_Dataset items_
[Start]

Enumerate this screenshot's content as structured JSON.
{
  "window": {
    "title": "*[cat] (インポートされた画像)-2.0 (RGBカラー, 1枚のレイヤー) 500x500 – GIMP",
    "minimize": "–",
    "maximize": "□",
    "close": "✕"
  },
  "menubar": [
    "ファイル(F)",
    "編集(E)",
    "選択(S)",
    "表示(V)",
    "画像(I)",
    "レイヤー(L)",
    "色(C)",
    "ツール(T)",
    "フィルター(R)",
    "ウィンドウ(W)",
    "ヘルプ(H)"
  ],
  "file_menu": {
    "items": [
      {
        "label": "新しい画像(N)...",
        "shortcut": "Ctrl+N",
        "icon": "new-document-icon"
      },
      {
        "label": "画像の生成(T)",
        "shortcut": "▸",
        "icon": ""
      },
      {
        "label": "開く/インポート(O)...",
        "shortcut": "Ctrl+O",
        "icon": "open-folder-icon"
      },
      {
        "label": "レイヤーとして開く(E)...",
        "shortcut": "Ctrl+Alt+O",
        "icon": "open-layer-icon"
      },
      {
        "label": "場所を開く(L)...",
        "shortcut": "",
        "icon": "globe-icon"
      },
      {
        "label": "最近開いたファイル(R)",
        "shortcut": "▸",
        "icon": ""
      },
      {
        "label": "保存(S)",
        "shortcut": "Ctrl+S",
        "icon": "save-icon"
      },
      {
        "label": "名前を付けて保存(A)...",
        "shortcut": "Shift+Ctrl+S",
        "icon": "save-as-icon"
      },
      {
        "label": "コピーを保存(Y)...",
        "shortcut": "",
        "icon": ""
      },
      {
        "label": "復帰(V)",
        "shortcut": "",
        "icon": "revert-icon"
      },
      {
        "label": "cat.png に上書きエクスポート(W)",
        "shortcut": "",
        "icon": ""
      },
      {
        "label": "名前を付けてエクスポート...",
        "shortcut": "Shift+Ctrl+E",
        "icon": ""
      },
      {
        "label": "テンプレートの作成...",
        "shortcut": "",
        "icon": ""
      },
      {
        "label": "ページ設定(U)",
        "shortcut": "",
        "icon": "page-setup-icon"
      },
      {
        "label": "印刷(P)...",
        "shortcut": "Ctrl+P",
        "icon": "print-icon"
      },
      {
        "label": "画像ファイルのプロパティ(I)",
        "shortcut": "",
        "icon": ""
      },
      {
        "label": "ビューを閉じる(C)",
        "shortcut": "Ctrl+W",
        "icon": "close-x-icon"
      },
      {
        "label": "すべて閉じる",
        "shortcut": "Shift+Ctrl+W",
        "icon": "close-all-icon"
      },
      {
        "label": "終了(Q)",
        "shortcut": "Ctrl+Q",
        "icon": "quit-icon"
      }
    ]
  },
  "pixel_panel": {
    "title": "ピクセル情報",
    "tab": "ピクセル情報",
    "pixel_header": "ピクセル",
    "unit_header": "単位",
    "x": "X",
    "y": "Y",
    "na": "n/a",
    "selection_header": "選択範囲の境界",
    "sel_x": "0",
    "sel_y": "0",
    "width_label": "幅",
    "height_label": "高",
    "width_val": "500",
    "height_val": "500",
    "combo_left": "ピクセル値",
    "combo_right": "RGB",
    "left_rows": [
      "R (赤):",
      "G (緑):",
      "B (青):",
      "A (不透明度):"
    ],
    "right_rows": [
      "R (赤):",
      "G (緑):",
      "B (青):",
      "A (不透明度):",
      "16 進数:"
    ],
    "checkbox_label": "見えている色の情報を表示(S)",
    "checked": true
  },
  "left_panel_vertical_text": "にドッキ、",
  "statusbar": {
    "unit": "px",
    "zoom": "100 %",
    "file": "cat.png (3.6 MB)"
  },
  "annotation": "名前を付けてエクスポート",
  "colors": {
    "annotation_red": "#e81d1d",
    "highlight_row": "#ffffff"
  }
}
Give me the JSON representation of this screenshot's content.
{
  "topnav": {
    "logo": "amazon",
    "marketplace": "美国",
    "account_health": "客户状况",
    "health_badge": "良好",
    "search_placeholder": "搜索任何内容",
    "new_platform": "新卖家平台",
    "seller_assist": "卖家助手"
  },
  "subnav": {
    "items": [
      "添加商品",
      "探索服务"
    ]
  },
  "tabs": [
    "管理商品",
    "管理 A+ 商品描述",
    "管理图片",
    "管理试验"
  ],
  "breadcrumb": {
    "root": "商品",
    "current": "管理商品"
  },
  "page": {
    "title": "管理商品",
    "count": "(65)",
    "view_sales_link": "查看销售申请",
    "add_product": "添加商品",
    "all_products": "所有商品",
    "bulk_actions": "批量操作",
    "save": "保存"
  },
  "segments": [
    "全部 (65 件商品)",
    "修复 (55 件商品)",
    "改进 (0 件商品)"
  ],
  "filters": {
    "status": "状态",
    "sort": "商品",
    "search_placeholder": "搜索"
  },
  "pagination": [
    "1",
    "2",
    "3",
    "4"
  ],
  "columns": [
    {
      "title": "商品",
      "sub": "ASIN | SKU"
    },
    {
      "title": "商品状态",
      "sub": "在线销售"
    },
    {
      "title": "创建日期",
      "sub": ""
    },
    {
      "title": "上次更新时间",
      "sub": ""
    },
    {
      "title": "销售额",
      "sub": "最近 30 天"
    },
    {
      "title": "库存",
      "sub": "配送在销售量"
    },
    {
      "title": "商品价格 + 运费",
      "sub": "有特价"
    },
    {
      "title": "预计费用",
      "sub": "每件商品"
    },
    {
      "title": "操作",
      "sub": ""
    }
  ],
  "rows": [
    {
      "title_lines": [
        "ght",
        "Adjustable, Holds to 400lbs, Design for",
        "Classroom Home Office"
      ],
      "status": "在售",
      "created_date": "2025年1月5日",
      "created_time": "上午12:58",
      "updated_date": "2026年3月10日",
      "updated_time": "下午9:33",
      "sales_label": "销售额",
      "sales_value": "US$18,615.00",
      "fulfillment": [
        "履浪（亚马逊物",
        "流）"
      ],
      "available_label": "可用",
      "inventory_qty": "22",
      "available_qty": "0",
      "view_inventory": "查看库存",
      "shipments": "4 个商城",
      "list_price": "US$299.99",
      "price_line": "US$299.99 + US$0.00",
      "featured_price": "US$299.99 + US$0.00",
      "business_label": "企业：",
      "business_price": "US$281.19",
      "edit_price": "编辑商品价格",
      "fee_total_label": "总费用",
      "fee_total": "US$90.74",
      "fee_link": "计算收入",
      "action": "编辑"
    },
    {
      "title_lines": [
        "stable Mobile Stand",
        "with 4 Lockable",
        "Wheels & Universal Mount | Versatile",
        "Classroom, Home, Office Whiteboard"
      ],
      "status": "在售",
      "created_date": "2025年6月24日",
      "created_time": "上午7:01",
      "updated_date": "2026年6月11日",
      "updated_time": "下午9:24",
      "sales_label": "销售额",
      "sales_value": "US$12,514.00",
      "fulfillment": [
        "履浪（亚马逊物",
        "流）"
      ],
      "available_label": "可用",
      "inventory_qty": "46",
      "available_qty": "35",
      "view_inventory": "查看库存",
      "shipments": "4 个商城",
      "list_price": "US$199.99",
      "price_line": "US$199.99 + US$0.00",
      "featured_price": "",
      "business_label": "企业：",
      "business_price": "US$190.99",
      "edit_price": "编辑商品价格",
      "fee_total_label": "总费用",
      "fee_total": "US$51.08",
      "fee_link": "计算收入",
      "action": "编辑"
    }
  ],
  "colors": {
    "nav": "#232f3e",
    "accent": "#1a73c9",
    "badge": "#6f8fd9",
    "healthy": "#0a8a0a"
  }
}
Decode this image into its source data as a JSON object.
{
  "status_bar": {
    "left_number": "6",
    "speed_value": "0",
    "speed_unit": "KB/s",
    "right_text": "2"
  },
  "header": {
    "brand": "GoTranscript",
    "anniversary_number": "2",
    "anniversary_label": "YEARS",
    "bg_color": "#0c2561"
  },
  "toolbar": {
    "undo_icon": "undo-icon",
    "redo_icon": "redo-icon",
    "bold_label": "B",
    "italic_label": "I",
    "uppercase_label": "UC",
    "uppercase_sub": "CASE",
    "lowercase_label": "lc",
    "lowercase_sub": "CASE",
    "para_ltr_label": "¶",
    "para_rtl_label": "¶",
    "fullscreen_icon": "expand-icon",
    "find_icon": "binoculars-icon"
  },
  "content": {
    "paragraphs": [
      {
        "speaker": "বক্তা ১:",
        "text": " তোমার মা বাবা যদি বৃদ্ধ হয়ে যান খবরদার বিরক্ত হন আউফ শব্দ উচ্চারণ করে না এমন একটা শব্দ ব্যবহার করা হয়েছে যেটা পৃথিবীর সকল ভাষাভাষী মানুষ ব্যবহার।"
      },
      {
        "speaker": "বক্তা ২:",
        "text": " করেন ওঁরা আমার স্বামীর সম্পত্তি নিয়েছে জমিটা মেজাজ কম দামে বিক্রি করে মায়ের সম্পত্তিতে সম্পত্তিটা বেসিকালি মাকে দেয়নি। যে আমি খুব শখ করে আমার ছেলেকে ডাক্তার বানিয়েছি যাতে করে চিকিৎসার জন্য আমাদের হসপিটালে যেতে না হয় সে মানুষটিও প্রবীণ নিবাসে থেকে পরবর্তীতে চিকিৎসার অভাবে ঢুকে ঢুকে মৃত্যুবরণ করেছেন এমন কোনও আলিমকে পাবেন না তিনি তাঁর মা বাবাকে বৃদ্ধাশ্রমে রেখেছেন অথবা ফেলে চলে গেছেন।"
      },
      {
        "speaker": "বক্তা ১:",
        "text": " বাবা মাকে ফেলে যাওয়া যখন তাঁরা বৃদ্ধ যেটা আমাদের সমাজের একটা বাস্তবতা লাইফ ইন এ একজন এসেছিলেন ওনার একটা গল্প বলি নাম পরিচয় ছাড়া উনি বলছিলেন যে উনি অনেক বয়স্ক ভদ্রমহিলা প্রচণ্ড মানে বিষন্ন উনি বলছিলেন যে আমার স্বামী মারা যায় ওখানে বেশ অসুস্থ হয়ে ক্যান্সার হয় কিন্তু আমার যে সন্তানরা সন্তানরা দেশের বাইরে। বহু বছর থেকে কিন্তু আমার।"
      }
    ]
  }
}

[End]

_TASK REQUIREMENTS_
Isolate the lines above that contain the word "Shift" and copy them.

_REPLY_
        "shortcut": "Shift+Ctrl+S",
        "shortcut": "Shift+Ctrl+E",
        "shortcut": "Shift+Ctrl+W",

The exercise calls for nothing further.